::: SUPPLIED MATERIAL
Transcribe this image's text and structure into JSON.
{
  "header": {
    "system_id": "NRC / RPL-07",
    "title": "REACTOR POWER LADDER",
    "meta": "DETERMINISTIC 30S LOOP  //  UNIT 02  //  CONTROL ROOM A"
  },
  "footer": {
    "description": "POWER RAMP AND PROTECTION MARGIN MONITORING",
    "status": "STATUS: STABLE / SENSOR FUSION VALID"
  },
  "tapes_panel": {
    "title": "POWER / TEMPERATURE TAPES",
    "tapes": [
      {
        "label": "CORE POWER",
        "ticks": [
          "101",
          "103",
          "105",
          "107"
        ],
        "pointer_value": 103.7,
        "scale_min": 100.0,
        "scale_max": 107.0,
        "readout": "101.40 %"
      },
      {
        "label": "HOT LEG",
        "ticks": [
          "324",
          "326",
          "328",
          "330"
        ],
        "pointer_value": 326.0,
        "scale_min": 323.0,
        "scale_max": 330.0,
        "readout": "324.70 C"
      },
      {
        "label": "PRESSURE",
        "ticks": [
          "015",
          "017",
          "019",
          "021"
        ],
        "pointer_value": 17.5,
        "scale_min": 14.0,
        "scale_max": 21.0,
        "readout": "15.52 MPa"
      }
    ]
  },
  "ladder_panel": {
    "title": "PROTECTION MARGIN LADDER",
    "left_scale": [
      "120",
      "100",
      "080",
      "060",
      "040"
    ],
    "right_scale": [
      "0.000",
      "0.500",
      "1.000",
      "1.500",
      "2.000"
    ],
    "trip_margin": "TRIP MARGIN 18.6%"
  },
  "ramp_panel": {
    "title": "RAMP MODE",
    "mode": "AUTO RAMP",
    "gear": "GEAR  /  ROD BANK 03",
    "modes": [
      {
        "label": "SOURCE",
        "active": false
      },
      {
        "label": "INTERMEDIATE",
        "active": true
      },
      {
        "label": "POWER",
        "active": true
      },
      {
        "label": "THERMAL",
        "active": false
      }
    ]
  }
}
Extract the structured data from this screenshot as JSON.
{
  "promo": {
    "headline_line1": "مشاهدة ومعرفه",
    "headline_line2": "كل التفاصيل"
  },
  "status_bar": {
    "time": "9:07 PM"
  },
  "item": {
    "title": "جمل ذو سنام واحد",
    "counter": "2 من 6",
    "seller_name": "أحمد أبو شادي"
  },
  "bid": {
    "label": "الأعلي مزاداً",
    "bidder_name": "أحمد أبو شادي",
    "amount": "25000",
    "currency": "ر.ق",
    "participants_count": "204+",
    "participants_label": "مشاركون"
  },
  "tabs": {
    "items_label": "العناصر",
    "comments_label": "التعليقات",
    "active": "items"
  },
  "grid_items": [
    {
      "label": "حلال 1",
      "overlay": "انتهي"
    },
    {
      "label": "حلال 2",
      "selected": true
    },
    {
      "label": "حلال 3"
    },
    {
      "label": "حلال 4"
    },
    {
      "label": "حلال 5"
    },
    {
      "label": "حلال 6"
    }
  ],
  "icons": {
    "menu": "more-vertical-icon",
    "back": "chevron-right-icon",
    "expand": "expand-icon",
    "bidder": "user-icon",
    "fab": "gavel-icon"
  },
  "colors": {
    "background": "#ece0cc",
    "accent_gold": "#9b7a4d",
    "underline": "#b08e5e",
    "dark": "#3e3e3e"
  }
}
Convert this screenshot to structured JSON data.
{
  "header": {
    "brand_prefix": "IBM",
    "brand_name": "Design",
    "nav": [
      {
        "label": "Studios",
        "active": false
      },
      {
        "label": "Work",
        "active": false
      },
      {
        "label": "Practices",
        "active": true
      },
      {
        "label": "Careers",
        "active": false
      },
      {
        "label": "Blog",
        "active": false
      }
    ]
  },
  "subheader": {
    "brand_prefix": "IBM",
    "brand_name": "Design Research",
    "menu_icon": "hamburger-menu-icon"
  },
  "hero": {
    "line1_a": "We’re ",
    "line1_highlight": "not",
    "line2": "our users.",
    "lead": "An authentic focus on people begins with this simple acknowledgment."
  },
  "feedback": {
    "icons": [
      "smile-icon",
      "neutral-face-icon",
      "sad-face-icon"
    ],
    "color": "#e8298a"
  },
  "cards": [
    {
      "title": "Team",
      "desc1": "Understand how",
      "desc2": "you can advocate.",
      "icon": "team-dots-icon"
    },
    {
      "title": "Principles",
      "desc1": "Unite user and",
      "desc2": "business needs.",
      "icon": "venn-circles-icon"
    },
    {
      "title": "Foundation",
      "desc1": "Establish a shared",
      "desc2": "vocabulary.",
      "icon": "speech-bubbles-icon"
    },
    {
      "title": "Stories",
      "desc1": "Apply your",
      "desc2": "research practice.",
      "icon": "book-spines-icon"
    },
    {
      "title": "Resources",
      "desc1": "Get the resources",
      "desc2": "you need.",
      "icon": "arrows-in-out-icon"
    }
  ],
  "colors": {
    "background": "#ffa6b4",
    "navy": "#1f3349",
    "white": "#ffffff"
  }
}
::::::
• **WORK TO BE COMPLETED**:
Give all of the entries again, word for word.

• **THE COMPLETED TASK**:
Transcribe this image's text and structure into JSON.
{
  "header": {
    "system_id": "NRC / RPL-07",
    "title": "REACTOR POWER LADDER",
    "meta": "DETERMINISTIC 30S LOOP  //  UNIT 02  //  CONTROL ROOM A"
  },
  "footer": {
    "description": "POWER RAMP AND PROTECTION MARGIN MONITORING",
    "status": "STATUS: STABLE / SENSOR FUSION VALID"
  },
  "tapes_panel": {
    "title": "POWER / TEMPERATURE TAPES",
    "tapes": [
      {
        "label": "CORE POWER",
        "ticks": [
          "101",
          "103",
          "105",
          "107"
        ],
        "pointer_value": 103.7,
        "scale_min": 100.0,
        "scale_max": 107.0,
        "readout": "101.40 %"
      },
      {
        "label": "HOT LEG",
        "ticks": [
          "324",
          "326",
          "328",
          "330"
        ],
        "pointer_value": 326.0,
        "scale_min": 323.0,
        "scale_max": 330.0,
        "readout": "324.70 C"
      },
      {
        "label": "PRESSURE",
        "ticks": [
          "015",
          "017",
          "019",
          "021"
        ],
        "pointer_value": 17.5,
        "scale_min": 14.0,
        "scale_max": 21.0,
        "readout": "15.52 MPa"
      }
    ]
  },
  "ladder_panel": {
    "title": "PROTECTION MARGIN LADDER",
    "left_scale": [
      "120",
      "100",
      "080",
      "060",
      "040"
    ],
    "right_scale": [
      "0.000",
      "0.500",
      "1.000",
      "1.500",
      "2.000"
    ],
    "trip_margin": "TRIP MARGIN 18.6%"
  },
  "ramp_panel": {
    "title": "RAMP MODE",
    "mode": "AUTO RAMP",
    "gear": "GEAR  /  ROD BANK 03",
    "modes": [
      {
        "label": "SOURCE",
        "active": false
      },
      {
        "label": "INTERMEDIATE",
        "active": true
      },
      {
        "label": "POWER",
        "active": true
      },
      {
        "label": "THERMAL",
        "active": false
      }
    ]
  }
}
Extract the structured data from this screenshot as JSON.
{
  "promo": {
    "headline_line1": "مشاهدة ومعرفه",
    "headline_line2": "كل التفاصيل"
  },
  "status_bar": {
    "time": "9:07 PM"
  },
  "item": {
    "title": "جمل ذو سنام واحد",
    "counter": "2 من 6",
    "seller_name": "أحمد أبو شادي"
  },
  "bid": {
    "label": "الأعلي مزاداً",
    "bidder_name": "أحمد أبو شادي",
    "amount": "25000",
    "currency": "ر.ق",
    "participants_count": "204+",
    "participants_label": "مشاركون"
  },
  "tabs": {
    "items_label": "العناصر",
    "comments_label": "التعليقات",
    "active": "items"
  },
  "grid_items": [
    {
      "label": "حلال 1",
      "overlay": "انتهي"
    },
    {
      "label": "حلال 2",
      "selected": true
    },
    {
      "label": "حلال 3"
    },
    {
      "label": "حلال 4"
    },
    {
      "label": "حلال 5"
    },
    {
      "label": "حلال 6"
    }
  ],
  "icons": {
    "menu": "more-vertical-icon",
    "back": "chevron-right-icon",
    "expand": "expand-icon",
    "bidder": "user-icon",
    "fab": "gavel-icon"
  },
  "colors": {
    "background": "#ece0cc",
    "accent_gold": "#9b7a4d",
    "underline": "#b08e5e",
    "dark": "#3e3e3e"
  }
}
Convert this screenshot to structured JSON data.
{
  "header": {
    "brand_prefix": "IBM",
    "brand_name": "Design",
    "nav": [
      {
        "label": "Studios",
        "active": false
      },
      {
        "label": "Work",
        "active": false
      },
      {
        "label": "Practices",
        "active": true
      },
      {
        "label": "Careers",
        "active": false
      },
      {
        "label": "Blog",
        "active": false
      }
    ]
  },
  "subheader": {
    "brand_prefix": "IBM",
    "brand_name": "Design Research",
    "menu_icon": "hamburger-menu-icon"
  },
  "hero": {
    "line1_a": "We’re ",
    "line1_highlight": "not",
    "line2": "our users.",
    "lead": "An authentic focus on people begins with this simple acknowledgment."
  },
  "feedback": {
    "icons": [
      "smile-icon",
      "neutral-face-icon",
      "sad-face-icon"
    ],
    "color": "#e8298a"
  },
  "cards": [
    {
      "title": "Team",
      "desc1": "Understand how",
      "desc2": "you can advocate.",
      "icon": "team-dots-icon"
    },
    {
      "title": "Principles",
      "desc1": "Unite user and",
      "desc2": "business needs.",
      "icon": "venn-circles-icon"
    },
    {
      "title": "Foundation",
      "desc1": "Establish a shared",
      "desc2": "vocabulary.",
      "icon": "speech-bubbles-icon"
    },
    {
      "title": "Stories",
      "desc1": "Apply your",
      "desc2": "research practice.",
      "icon": "book-spines-icon"
    },
    {
      "title": "Resources",
      "desc1": "Get the resources",
      "desc2": "you need.",
      "icon": "arrows-in-out-icon"
    }
  ],
  "colors": {
    "background": "#ffa6b4",
    "navy": "#1f3349",
    "white": "#ffffff"
  }
}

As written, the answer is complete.